--- start of RECORDS TO USE ---
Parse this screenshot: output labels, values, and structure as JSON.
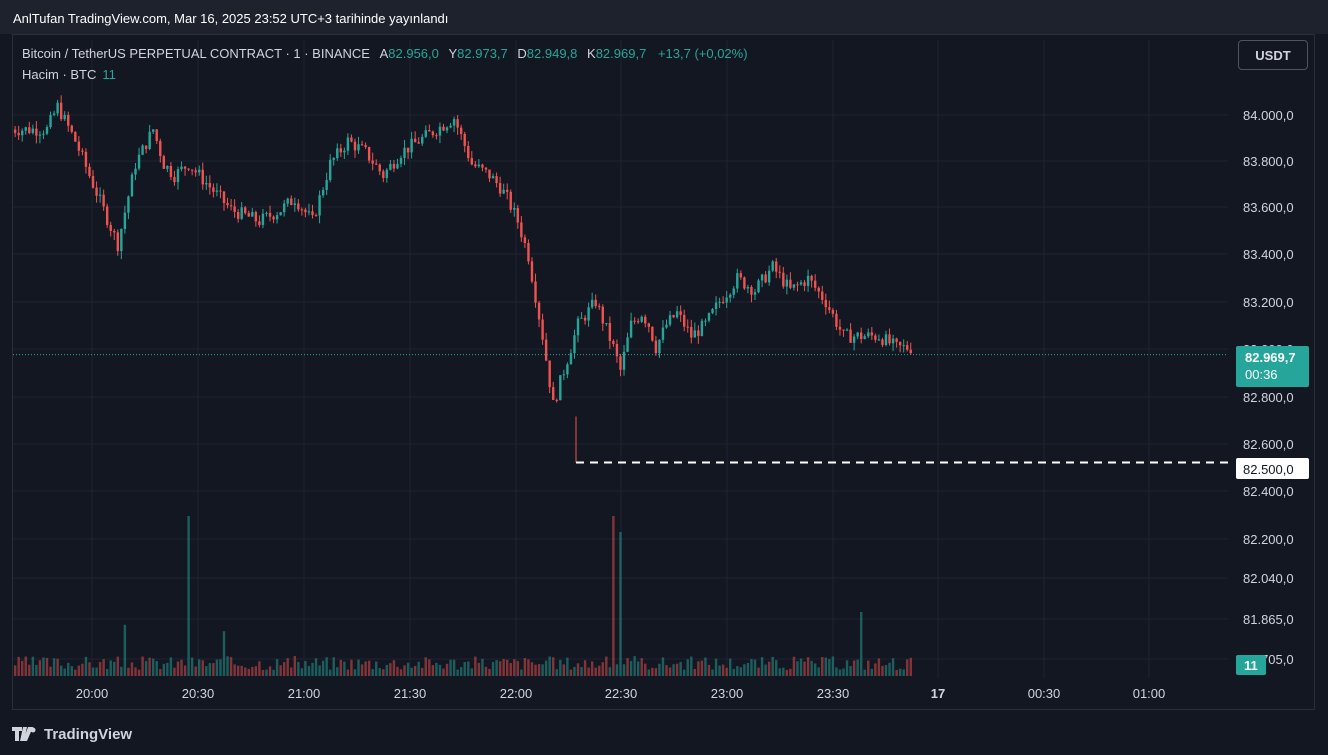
{
  "published_text": "AnlTufan TradingView.com, Mar 16, 2025 23:52 UTC+3 tarihinde yayınlandı",
  "legend": {
    "symbol": "Bitcoin / TetherUS PERPETUAL CONTRACT · 1 · BINANCE",
    "open_label": "A",
    "open_value": "82.956,0",
    "high_label": "Y",
    "high_value": "82.973,7",
    "low_label": "D",
    "low_value": "82.949,8",
    "close_label": "K",
    "close_value": "82.969,7",
    "change": "+13,7 (+0,02%)"
  },
  "volume_legend": {
    "label": "Hacim · BTC",
    "value": "11"
  },
  "currency_button": "USDT",
  "brand": "TradingView",
  "colors": {
    "up": "#26a69a",
    "down": "#ef5350",
    "background": "#131722",
    "grid": "#1f2330"
  },
  "price_tag": {
    "price": "82.969,7",
    "countdown": "00:36"
  },
  "level_tag": "82.500,0",
  "volume_tag": "11",
  "chart_data": {
    "type": "candlestick",
    "price_ticks": [
      "84.000,0",
      "83.800,0",
      "83.600,0",
      "83.400,0",
      "83.200,0",
      "83.000,0",
      "82.800,0",
      "82.600,0",
      "82.400,0"
    ],
    "volume_scale_ticks": [
      "82.200,0",
      "82.040,0",
      "81.865,0",
      "81.705,0"
    ],
    "x_ticks": [
      "20:00",
      "20:30",
      "21:00",
      "21:30",
      "22:00",
      "22:30",
      "23:00",
      "23:30",
      "17",
      "00:30",
      "01:00"
    ],
    "ylim": [
      82380,
      84200
    ],
    "horizontal_level": 82500,
    "last_price": 82969.7,
    "series": [
      {
        "name": "price_path",
        "x_minutes_from_1940": [
          0,
          3,
          8,
          12,
          16,
          20,
          25,
          30,
          33,
          36,
          40,
          46,
          52,
          60,
          66,
          70,
          75,
          80,
          85,
          90,
          95,
          100,
          105,
          110,
          115,
          120,
          125,
          128,
          130,
          133,
          136,
          140,
          143,
          146,
          150,
          155,
          160,
          162,
          165,
          168,
          170,
          172,
          175,
          178,
          182,
          186,
          190,
          195,
          200,
          205,
          210,
          215,
          220,
          225,
          230,
          235,
          240,
          245,
          250,
          255,
          260,
          265,
          270,
          275,
          280,
          285,
          290,
          295
        ],
        "close": [
          83950,
          84050,
          83900,
          83750,
          83600,
          83450,
          83800,
          83950,
          83800,
          83750,
          83800,
          83700,
          83600,
          83550,
          83600,
          83650,
          83550,
          83800,
          83900,
          83850,
          83750,
          83850,
          83900,
          83950,
          84000,
          83800,
          83750,
          83700,
          83650,
          83550,
          83400,
          83050,
          82750,
          82900,
          83100,
          83200,
          83000,
          82900,
          83100,
          83150,
          83100,
          83000,
          83100,
          83150,
          83050,
          83100,
          83200,
          83300,
          83250,
          83350,
          83250,
          83300,
          83200,
          83050,
          83050,
          83050,
          83000,
          83000,
          83050,
          83000,
          82950,
          82900,
          83000,
          82960,
          82970,
          82970,
          82970,
          82970
        ]
      }
    ],
    "volume": {
      "spikes": [
        {
          "minute": 40,
          "value": 100
        },
        {
          "minute": 160,
          "value": 100
        },
        {
          "minute": 162,
          "value": 90
        },
        {
          "minute": 230,
          "value": 40
        },
        {
          "minute": 50,
          "value": 28
        },
        {
          "minute": 22,
          "value": 32
        }
      ]
    }
  }
}
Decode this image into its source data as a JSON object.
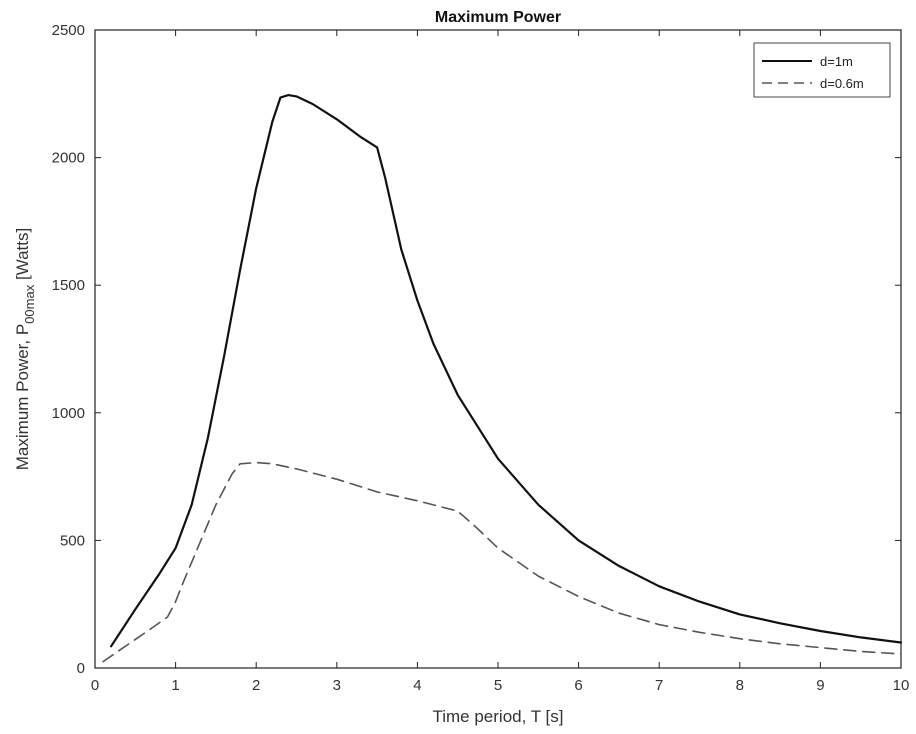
{
  "chart_data": {
    "type": "line",
    "title": "Maximum Power",
    "xlabel": "Time period, T [s]",
    "ylabel": {
      "main": "Maximum Power, P",
      "subscript": "00max",
      "unit": " [Watts]"
    },
    "xlim": [
      0,
      10
    ],
    "ylim": [
      0,
      2500
    ],
    "xticks": [
      0,
      1,
      2,
      3,
      4,
      5,
      6,
      7,
      8,
      9,
      10
    ],
    "yticks": [
      0,
      500,
      1000,
      1500,
      2000,
      2500
    ],
    "grid": false,
    "legend_position": "top-right",
    "series": [
      {
        "name": "d=1m",
        "style": "solid",
        "color": "#111111",
        "x": [
          0.2,
          0.5,
          0.8,
          1.0,
          1.2,
          1.4,
          1.6,
          1.8,
          2.0,
          2.2,
          2.3,
          2.4,
          2.5,
          2.7,
          3.0,
          3.3,
          3.5,
          3.6,
          3.8,
          4.0,
          4.2,
          4.5,
          5.0,
          5.5,
          6.0,
          6.5,
          7.0,
          7.5,
          8.0,
          8.5,
          9.0,
          9.5,
          10.0
        ],
        "y": [
          85,
          230,
          370,
          470,
          640,
          900,
          1220,
          1560,
          1880,
          2140,
          2235,
          2245,
          2240,
          2210,
          2150,
          2080,
          2040,
          1920,
          1640,
          1440,
          1270,
          1070,
          820,
          640,
          500,
          400,
          320,
          260,
          210,
          175,
          145,
          120,
          100
        ]
      },
      {
        "name": "d=0.6m",
        "style": "dashed",
        "color": "#555555",
        "x": [
          0.1,
          0.4,
          0.7,
          0.9,
          1.0,
          1.1,
          1.3,
          1.5,
          1.7,
          1.8,
          2.0,
          2.2,
          2.5,
          3.0,
          3.5,
          4.0,
          4.5,
          4.7,
          5.0,
          5.5,
          6.0,
          6.5,
          7.0,
          7.5,
          8.0,
          8.5,
          9.0,
          9.5,
          10.0
        ],
        "y": [
          25,
          90,
          155,
          200,
          260,
          340,
          490,
          640,
          760,
          800,
          805,
          800,
          780,
          740,
          690,
          655,
          615,
          560,
          470,
          360,
          280,
          215,
          170,
          140,
          115,
          95,
          80,
          65,
          55
        ]
      }
    ]
  }
}
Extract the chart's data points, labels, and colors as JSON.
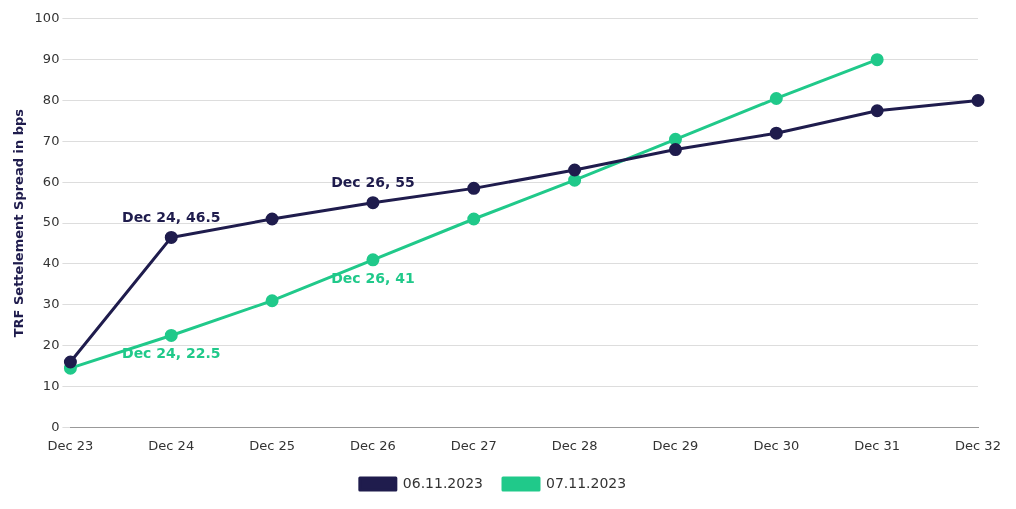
{
  "chart_data": {
    "type": "line",
    "ylabel": "TRF Settelement Spread in bps",
    "categories": [
      "Dec 23",
      "Dec 24",
      "Dec 25",
      "Dec 26",
      "Dec 27",
      "Dec 28",
      "Dec 29",
      "Dec 30",
      "Dec 31",
      "Dec 32"
    ],
    "series": [
      {
        "name": "06.11.2023",
        "color": "#1f1c4d",
        "values": [
          16,
          46.5,
          51,
          55,
          58.5,
          63,
          68,
          72,
          77.5,
          80
        ]
      },
      {
        "name": "07.11.2023",
        "color": "#20c98a",
        "values": [
          14.5,
          22.5,
          31,
          41,
          51,
          60.5,
          70.5,
          80.5,
          90,
          null
        ]
      }
    ],
    "ylim": [
      0,
      100
    ],
    "yticks": [
      0,
      10,
      20,
      30,
      40,
      50,
      60,
      70,
      80,
      90,
      100
    ],
    "grid": "y",
    "legend": "bottom",
    "marker": "circle",
    "line_style": "solid",
    "annotations": [
      {
        "text": "Dec 24, 46.5",
        "x": "Dec 24",
        "y": 46.5
      },
      {
        "text": "Dec 26, 55",
        "x": "Dec 26",
        "y": 55
      },
      {
        "text": "Dec 26, 41",
        "x": "Dec 26",
        "y": 41
      },
      {
        "text": "Dec 24, 22.5",
        "x": "Dec 24",
        "y": 22.5
      }
    ]
  }
}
--- end of RECORDS TO USE ---
TASK. Transcribe the material exactly, leaving every picture out.

FINAL RESULT.
Parse this screenshot: output labels, values, and structure as JSON.
{
  "published_text": "AnlTufan TradingView.com, Mar 16, 2025 23:52 UTC+3 tarihinde yayınlandı",
  "legend": {
    "symbol": "Bitcoin / TetherUS PERPETUAL CONTRACT · 1 · BINANCE",
    "open_label": "A",
    "open_value": "82.956,0",
    "high_label": "Y",
    "high_value": "82.973,7",
    "low_label": "D",
    "low_value": "82.949,8",
    "close_label": "K",
    "close_value": "82.969,7",
    "change": "+13,7 (+0,02%)"
  },
  "volume_legend": {
    "label": "Hacim · BTC",
    "value": "11"
  },
  "currency_button": "USDT",
  "brand": "TradingView",
  "colors": {
    "up": "#26a69a",
    "down": "#ef5350",
    "background": "#131722",
    "grid": "#1f2330"
  },
  "price_tag": {
    "price": "82.969,7",
    "countdown": "00:36"
  },
  "level_tag": "82.500,0",
  "volume_tag": "11",
  "chart_data": {
    "type": "candlestick",
    "price_ticks": [
      "84.000,0",
      "83.800,0",
      "83.600,0",
      "83.400,0",
      "83.200,0",
      "83.000,0",
      "82.800,0",
      "82.600,0",
      "82.400,0"
    ],
    "volume_scale_ticks": [
      "82.200,0",
      "82.040,0",
      "81.865,0",
      "81.705,0"
    ],
    "x_ticks": [
      "20:00",
      "20:30",
      "21:00",
      "21:30",
      "22:00",
      "22:30",
      "23:00",
      "23:30",
      "17",
      "00:30",
      "01:00"
    ],
    "ylim": [
      82380,
      84200
    ],
    "horizontal_level": 82500,
    "last_price": 82969.7,
    "series": [
      {
        "name": "price_path",
        "x_minutes_from_1940": [
          0,
          3,
          8,
          12,
          16,
          20,
          25,
          30,
          33,
          36,
          40,
          46,
          52,
          60,
          66,
          70,
          75,
          80,
          85,
          90,
          95,
          100,
          105,
          110,
          115,
          120,
          125,
          128,
          130,
          133,
          136,
          140,
          143,
          146,
          150,
          155,
          160,
          162,
          165,
          168,
          170,
          172,
          175,
          178,
          182,
          186,
          190,
          195,
          200,
          205,
          210,
          215,
          220,
          225,
          230,
          235,
          240,
          245,
          250,
          255,
          260,
          265,
          270,
          275,
          280,
          285,
          290,
          295
        ],
        "close": [
          83950,
          84050,
          83900,
          83750,
          83600,
          83450,
          83800,
          83950,
          83800,
          83750,
          83800,
          83700,
          83600,
          83550,
          83600,
          83650,
          83550,
          83800,
          83900,
          83850,
          83750,
          83850,
          83900,
          83950,
          84000,
          83800,
          83750,
          83700,
          83650,
          83550,
          83400,
          83050,
          82750,
          82900,
          83100,
          83200,
          83000,
          82900,
          83100,
          83150,
          83100,
          83000,
          83100,
          83150,
          83050,
          83100,
          83200,
          83300,
          83250,
          83350,
          83250,
          83300,
          83200,
          83050,
          83050,
          83050,
          83000,
          83000,
          83050,
          83000,
          82950,
          82900,
          83000,
          82960,
          82970,
          82970,
          82970,
          82970
        ]
      }
    ],
    "volume": {
      "spikes": [
        {
          "minute": 40,
          "value": 100
        },
        {
          "minute": 160,
          "value": 100
        },
        {
          "minute": 162,
          "value": 90
        },
        {
          "minute": 230,
          "value": 40
        },
        {
          "minute": 50,
          "value": 28
        },
        {
          "minute": 22,
          "value": 32
        }
      ]
    }
  }
}
Decode this image into its source data as a JSON object.
{
  "chart_data": {
    "type": "line",
    "title": "Maximum Power",
    "xlabel": "Time period, T [s]",
    "ylabel": {
      "main": "Maximum Power, P",
      "subscript": "00max",
      "unit": " [Watts]"
    },
    "xlim": [
      0,
      10
    ],
    "ylim": [
      0,
      2500
    ],
    "xticks": [
      0,
      1,
      2,
      3,
      4,
      5,
      6,
      7,
      8,
      9,
      10
    ],
    "yticks": [
      0,
      500,
      1000,
      1500,
      2000,
      2500
    ],
    "grid": false,
    "legend_position": "top-right",
    "series": [
      {
        "name": "d=1m",
        "style": "solid",
        "color": "#111111",
        "x": [
          0.2,
          0.5,
          0.8,
          1.0,
          1.2,
          1.4,
          1.6,
          1.8,
          2.0,
          2.2,
          2.3,
          2.4,
          2.5,
          2.7,
          3.0,
          3.3,
          3.5,
          3.6,
          3.8,
          4.0,
          4.2,
          4.5,
          5.0,
          5.5,
          6.0,
          6.5,
          7.0,
          7.5,
          8.0,
          8.5,
          9.0,
          9.5,
          10.0
        ],
        "y": [
          85,
          230,
          370,
          470,
          640,
          900,
          1220,
          1560,
          1880,
          2140,
          2235,
          2245,
          2240,
          2210,
          2150,
          2080,
          2040,
          1920,
          1640,
          1440,
          1270,
          1070,
          820,
          640,
          500,
          400,
          320,
          260,
          210,
          175,
          145,
          120,
          100
        ]
      },
      {
        "name": "d=0.6m",
        "style": "dashed",
        "color": "#555555",
        "x": [
          0.1,
          0.4,
          0.7,
          0.9,
          1.0,
          1.1,
          1.3,
          1.5,
          1.7,
          1.8,
          2.0,
          2.2,
          2.5,
          3.0,
          3.5,
          4.0,
          4.5,
          4.7,
          5.0,
          5.5,
          6.0,
          6.5,
          7.0,
          7.5,
          8.0,
          8.5,
          9.0,
          9.5,
          10.0
        ],
        "y": [
          25,
          90,
          155,
          200,
          260,
          340,
          490,
          640,
          760,
          800,
          805,
          800,
          780,
          740,
          690,
          655,
          615,
          560,
          470,
          360,
          280,
          215,
          170,
          140,
          115,
          95,
          80,
          65,
          55
        ]
      }
    ]
  }
}
Extract the chart's data points, labels, and colors as JSON.
{
  "chart_data": {
    "type": "line",
    "ylabel": "TRF Settelement Spread in bps",
    "categories": [
      "Dec 23",
      "Dec 24",
      "Dec 25",
      "Dec 26",
      "Dec 27",
      "Dec 28",
      "Dec 29",
      "Dec 30",
      "Dec 31",
      "Dec 32"
    ],
    "series": [
      {
        "name": "06.11.2023",
        "color": "#1f1c4d",
        "values": [
          16,
          46.5,
          51,
          55,
          58.5,
          63,
          68,
          72,
          77.5,
          80
        ]
      },
      {
        "name": "07.11.2023",
        "color": "#20c98a",
        "values": [
          14.5,
          22.5,
          31,
          41,
          51,
          60.5,
          70.5,
          80.5,
          90,
          null
        ]
      }
    ],
    "ylim": [
      0,
      100
    ],
    "yticks": [
      0,
      10,
      20,
      30,
      40,
      50,
      60,
      70,
      80,
      90,
      100
    ],
    "grid": "y",
    "legend": "bottom",
    "marker": "circle",
    "line_style": "solid",
    "annotations": [
      {
        "text": "Dec 24, 46.5",
        "x": "Dec 24",
        "y": 46.5
      },
      {
        "text": "Dec 26, 55",
        "x": "Dec 26",
        "y": 55
      },
      {
        "text": "Dec 26, 41",
        "x": "Dec 26",
        "y": 41
      },
      {
        "text": "Dec 24, 22.5",
        "x": "Dec 24",
        "y": 22.5
      }
    ]
  }
}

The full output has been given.